TO DO →
Count how many lines mention the word "handle". Write that number alone.

RECORDS SHOWN →
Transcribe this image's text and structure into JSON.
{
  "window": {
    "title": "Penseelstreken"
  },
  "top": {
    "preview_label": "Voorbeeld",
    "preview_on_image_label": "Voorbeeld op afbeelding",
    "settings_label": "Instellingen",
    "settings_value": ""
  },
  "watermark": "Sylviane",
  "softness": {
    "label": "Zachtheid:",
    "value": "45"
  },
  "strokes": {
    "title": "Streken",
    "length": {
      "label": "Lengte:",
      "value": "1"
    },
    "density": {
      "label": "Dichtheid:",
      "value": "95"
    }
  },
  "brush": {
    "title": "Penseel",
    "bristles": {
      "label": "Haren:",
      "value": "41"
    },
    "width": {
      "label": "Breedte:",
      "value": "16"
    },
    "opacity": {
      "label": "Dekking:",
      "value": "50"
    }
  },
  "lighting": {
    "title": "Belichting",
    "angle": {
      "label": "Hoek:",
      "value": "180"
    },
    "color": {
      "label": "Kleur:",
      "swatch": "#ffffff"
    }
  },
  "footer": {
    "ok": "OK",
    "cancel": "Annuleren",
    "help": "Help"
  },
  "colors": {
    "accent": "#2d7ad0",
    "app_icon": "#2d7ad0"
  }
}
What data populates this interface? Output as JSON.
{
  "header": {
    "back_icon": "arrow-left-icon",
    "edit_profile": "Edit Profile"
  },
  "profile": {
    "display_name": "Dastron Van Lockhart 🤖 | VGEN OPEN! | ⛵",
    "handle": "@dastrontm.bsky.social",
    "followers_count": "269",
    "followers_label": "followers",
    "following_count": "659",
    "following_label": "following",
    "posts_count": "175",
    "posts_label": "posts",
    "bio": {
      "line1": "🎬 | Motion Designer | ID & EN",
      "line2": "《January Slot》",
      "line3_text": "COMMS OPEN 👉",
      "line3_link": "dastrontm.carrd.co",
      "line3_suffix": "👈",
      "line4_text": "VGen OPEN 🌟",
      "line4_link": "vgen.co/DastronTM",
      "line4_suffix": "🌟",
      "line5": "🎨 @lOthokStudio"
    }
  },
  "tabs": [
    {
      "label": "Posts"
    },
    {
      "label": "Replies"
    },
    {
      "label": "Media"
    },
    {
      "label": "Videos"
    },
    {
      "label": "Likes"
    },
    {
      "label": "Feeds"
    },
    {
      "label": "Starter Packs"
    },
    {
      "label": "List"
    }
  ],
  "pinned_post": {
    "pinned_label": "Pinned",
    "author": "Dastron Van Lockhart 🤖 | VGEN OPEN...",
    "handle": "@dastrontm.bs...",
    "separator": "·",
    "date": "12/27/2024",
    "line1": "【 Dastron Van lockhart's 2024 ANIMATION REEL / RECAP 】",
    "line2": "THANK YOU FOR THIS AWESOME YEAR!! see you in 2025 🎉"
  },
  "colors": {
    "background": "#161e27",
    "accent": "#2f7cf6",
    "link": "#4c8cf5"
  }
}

RESPONSE →
2